#### Data provided:
* Begin *

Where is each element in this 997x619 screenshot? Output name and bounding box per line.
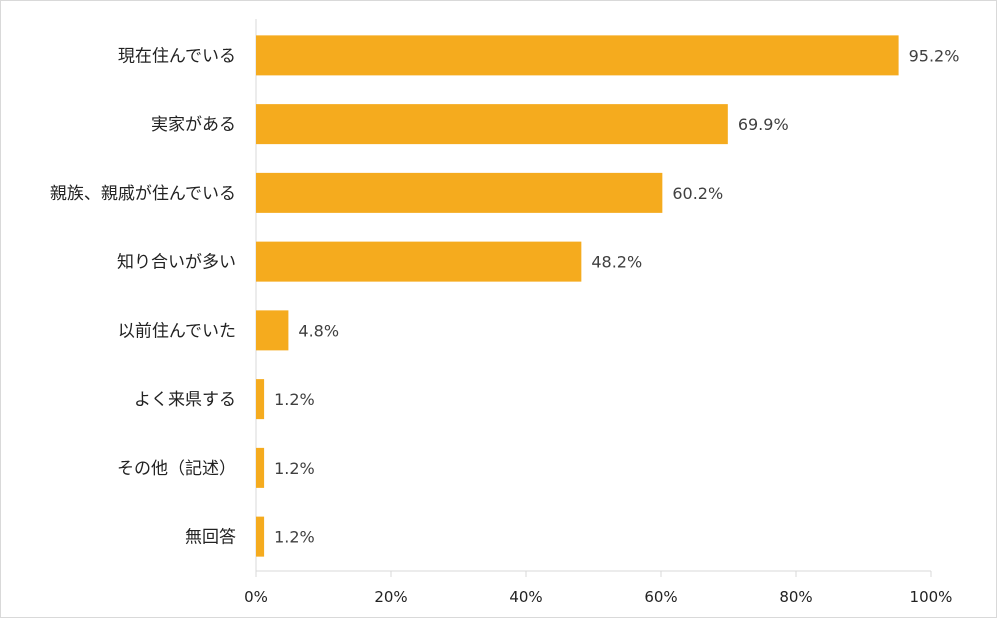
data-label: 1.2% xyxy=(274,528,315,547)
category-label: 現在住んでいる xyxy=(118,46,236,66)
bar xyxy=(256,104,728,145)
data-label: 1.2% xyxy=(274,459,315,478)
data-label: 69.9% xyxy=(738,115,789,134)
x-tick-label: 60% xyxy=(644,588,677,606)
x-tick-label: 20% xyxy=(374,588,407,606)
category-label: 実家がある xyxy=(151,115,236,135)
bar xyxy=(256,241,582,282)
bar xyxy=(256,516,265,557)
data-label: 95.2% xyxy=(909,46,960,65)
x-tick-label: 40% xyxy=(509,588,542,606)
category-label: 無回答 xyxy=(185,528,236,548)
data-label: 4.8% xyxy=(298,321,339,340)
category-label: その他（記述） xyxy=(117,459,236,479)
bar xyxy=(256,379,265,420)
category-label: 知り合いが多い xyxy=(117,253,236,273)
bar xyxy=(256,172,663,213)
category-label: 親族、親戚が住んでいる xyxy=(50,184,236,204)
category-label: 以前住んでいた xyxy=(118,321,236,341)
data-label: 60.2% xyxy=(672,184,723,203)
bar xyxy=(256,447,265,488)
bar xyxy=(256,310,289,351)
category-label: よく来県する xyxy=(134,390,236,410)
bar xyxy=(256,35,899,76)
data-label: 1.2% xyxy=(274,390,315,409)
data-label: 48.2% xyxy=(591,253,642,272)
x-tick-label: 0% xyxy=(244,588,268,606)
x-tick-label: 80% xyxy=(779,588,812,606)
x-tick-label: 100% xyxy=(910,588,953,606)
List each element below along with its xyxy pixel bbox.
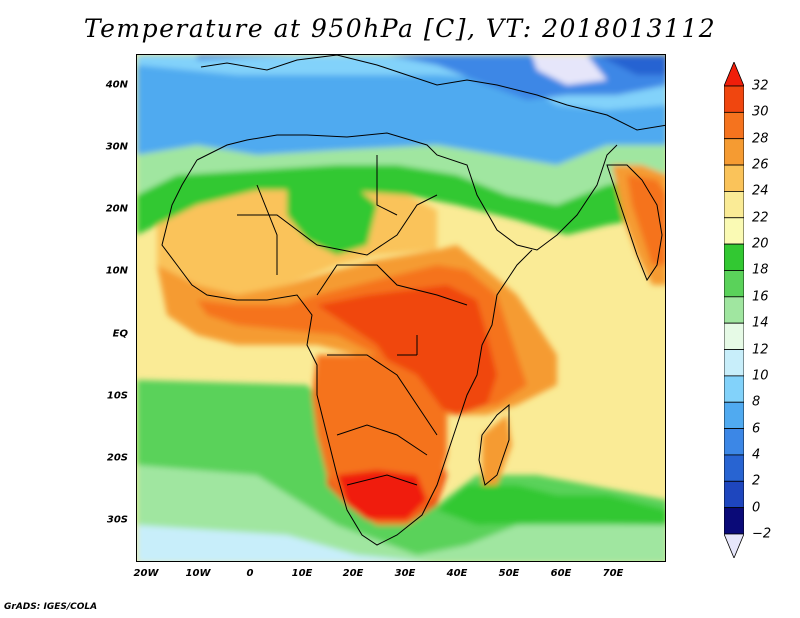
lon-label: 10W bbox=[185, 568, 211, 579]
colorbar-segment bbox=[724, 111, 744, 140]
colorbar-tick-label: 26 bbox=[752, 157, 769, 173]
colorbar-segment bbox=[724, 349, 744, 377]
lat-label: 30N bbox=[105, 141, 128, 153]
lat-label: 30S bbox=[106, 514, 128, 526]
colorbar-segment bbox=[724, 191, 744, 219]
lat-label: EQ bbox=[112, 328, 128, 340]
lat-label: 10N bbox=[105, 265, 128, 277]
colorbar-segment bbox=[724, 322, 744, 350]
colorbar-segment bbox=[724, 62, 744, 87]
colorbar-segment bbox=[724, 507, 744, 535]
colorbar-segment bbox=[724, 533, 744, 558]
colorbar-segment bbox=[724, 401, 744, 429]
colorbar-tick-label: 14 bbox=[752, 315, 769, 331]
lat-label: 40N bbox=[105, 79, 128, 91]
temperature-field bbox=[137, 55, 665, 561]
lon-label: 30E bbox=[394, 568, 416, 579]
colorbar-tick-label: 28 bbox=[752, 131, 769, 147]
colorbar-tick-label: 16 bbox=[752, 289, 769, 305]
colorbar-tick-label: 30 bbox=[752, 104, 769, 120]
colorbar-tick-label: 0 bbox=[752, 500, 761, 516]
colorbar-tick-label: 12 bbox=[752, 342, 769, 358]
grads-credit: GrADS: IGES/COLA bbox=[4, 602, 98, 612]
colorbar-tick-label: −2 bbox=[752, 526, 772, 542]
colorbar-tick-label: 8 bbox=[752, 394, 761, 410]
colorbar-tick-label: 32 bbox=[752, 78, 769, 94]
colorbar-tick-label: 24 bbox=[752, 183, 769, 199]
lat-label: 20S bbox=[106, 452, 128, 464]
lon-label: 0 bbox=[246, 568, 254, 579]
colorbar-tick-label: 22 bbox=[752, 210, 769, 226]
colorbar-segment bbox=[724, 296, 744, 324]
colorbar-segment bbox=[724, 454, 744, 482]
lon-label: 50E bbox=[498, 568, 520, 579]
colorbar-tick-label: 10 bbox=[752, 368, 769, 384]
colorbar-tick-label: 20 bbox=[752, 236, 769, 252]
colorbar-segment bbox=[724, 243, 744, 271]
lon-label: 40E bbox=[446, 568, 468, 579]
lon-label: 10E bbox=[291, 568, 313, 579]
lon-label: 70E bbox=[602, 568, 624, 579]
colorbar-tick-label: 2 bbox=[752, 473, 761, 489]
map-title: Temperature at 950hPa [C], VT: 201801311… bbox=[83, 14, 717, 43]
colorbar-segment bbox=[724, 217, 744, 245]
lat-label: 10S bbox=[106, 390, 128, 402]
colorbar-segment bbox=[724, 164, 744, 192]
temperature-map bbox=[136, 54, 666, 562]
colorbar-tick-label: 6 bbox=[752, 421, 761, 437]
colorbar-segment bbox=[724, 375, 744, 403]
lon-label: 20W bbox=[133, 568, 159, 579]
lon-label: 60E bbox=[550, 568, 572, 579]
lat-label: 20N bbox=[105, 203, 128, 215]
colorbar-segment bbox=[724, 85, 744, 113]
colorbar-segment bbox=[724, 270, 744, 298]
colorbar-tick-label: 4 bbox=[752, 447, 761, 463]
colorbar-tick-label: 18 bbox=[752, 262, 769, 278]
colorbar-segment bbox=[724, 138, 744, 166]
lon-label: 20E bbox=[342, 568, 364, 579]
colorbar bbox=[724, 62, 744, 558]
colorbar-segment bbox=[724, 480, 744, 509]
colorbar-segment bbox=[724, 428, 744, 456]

* End *

Rewrite every line of the entries above as a numbered list, skipping blank lines and leaving out the pictures.

#### Task result:
1. Where is each element in this 997x619 screenshot? Output name and bounding box per line.
2. data-label: 1.2% xyxy=(274,528,315,547)
3. category-label: 現在住んでいる xyxy=(118,46,236,66)
4. bar xyxy=(256,104,728,145)
5. data-label: 1.2% xyxy=(274,459,315,478)
6. data-label: 69.9% xyxy=(738,115,789,134)
7. x-tick-label: 60% xyxy=(644,588,677,606)
8. x-tick-label: 20% xyxy=(374,588,407,606)
9. category-label: 実家がある xyxy=(151,115,236,135)
10. bar xyxy=(256,241,582,282)
11. bar xyxy=(256,516,265,557)
12. data-label: 95.2% xyxy=(909,46,960,65)
13. x-tick-label: 40% xyxy=(509,588,542,606)
14. category-label: 無回答 xyxy=(185,528,236,548)
15. data-label: 4.8% xyxy=(298,321,339,340)
16. category-label: その他（記述） xyxy=(117,459,236,479)
17. bar xyxy=(256,379,265,420)
18. category-label: 知り合いが多い xyxy=(117,253,236,273)
19. bar xyxy=(256,172,663,213)
20. category-label: 親族、親戚が住んでいる xyxy=(50,184,236,204)
21. category-label: 以前住んでいた xyxy=(118,321,236,341)
22. data-label: 60.2% xyxy=(672,184,723,203)
23. bar xyxy=(256,447,265,488)
24. bar xyxy=(256,310,289,351)
25. category-label: よく来県する xyxy=(134,390,236,410)
26. bar xyxy=(256,35,899,76)
27. data-label: 1.2% xyxy=(274,390,315,409)
28. data-label: 48.2% xyxy=(591,253,642,272)
29. x-tick-label: 0% xyxy=(244,588,268,606)
30. x-tick-label: 80% xyxy=(779,588,812,606)
31. x-tick-label: 100% xyxy=(910,588,953,606)
32. List each element below along with its xyxy pixel bbox.
33. lon-label: 10W bbox=[185, 568, 211, 579]
34. colorbar-segment bbox=[724, 111, 744, 140]
35. colorbar-tick-label: 26 bbox=[752, 157, 769, 173]
36. colorbar-segment bbox=[724, 349, 744, 377]
37. lat-label: 30N bbox=[105, 141, 128, 153]
38. lat-label: 30S bbox=[106, 514, 128, 526]
39. colorbar-segment bbox=[724, 191, 744, 219]
40. lat-label: EQ bbox=[112, 328, 128, 340]
41. lat-label: 10N bbox=[105, 265, 128, 277]
42. colorbar-segment bbox=[724, 322, 744, 350]
43. colorbar-segment bbox=[724, 62, 744, 87]
44. colorbar-segment bbox=[724, 507, 744, 535]
45. colorbar-segment bbox=[724, 533, 744, 558]
46. colorbar-segment bbox=[724, 401, 744, 429]
47. colorbar-tick-label: 14 bbox=[752, 315, 769, 331]
48. lat-label: 40N bbox=[105, 79, 128, 91]
49. temperature-field bbox=[137, 55, 665, 561]
50. lon-label: 30E bbox=[394, 568, 416, 579]
51. colorbar-tick-label: 28 bbox=[752, 131, 769, 147]
52. colorbar-tick-label: 16 bbox=[752, 289, 769, 305]
53. colorbar-tick-label: 30 bbox=[752, 104, 769, 120]
54. colorbar-tick-label: 0 bbox=[752, 500, 761, 516]
55. colorbar-tick-label: 12 bbox=[752, 342, 769, 358]
56. grads-credit: GrADS: IGES/COLA bbox=[4, 602, 98, 612]
57. colorbar-tick-label: −2 bbox=[752, 526, 772, 542]
58. colorbar-tick-label: 8 bbox=[752, 394, 761, 410]
59. colorbar-tick-label: 32 bbox=[752, 78, 769, 94]
60. colorbar-tick-label: 24 bbox=[752, 183, 769, 199]
61. lat-label: 20S bbox=[106, 452, 128, 464]
62. lon-label: 0 bbox=[246, 568, 254, 579]
63. colorbar-tick-label: 22 bbox=[752, 210, 769, 226]
64. colorbar-segment bbox=[724, 296, 744, 324]
65. colorbar-segment bbox=[724, 454, 744, 482]
66. lon-label: 50E bbox=[498, 568, 520, 579]
67. colorbar-tick-label: 10 bbox=[752, 368, 769, 384]
68. colorbar-tick-label: 20 bbox=[752, 236, 769, 252]
69. colorbar-segment bbox=[724, 243, 744, 271]
70. lon-label: 40E bbox=[446, 568, 468, 579]
71. lon-label: 10E bbox=[291, 568, 313, 579]
72. lon-label: 70E bbox=[602, 568, 624, 579]
73. colorbar-tick-label: 2 bbox=[752, 473, 761, 489]
74. map-title: Temperature at 950hPa [C], VT: 201801311… bbox=[83, 14, 717, 43]
75. colorbar-segment bbox=[724, 217, 744, 245]
76. lat-label: 10S bbox=[106, 390, 128, 402]
77. colorbar-segment bbox=[724, 164, 744, 192]
78. temperature-map bbox=[136, 54, 666, 562]
79. colorbar-tick-label: 6 bbox=[752, 421, 761, 437]
80. colorbar-segment bbox=[724, 375, 744, 403]
81. lon-label: 20W bbox=[133, 568, 159, 579]
82. lon-label: 60E bbox=[550, 568, 572, 579]
83. lat-label: 20N bbox=[105, 203, 128, 215]
84. colorbar-segment bbox=[724, 85, 744, 113]
85. colorbar-segment bbox=[724, 270, 744, 298]
86. colorbar-tick-label: 4 bbox=[752, 447, 761, 463]
87. colorbar-tick-label: 18 bbox=[752, 262, 769, 278]
88. colorbar-segment bbox=[724, 138, 744, 166]
89. lon-label: 20E bbox=[342, 568, 364, 579]
90. colorbar bbox=[724, 62, 744, 558]
91. colorbar-segment bbox=[724, 480, 744, 509]
92. colorbar-segment bbox=[724, 428, 744, 456]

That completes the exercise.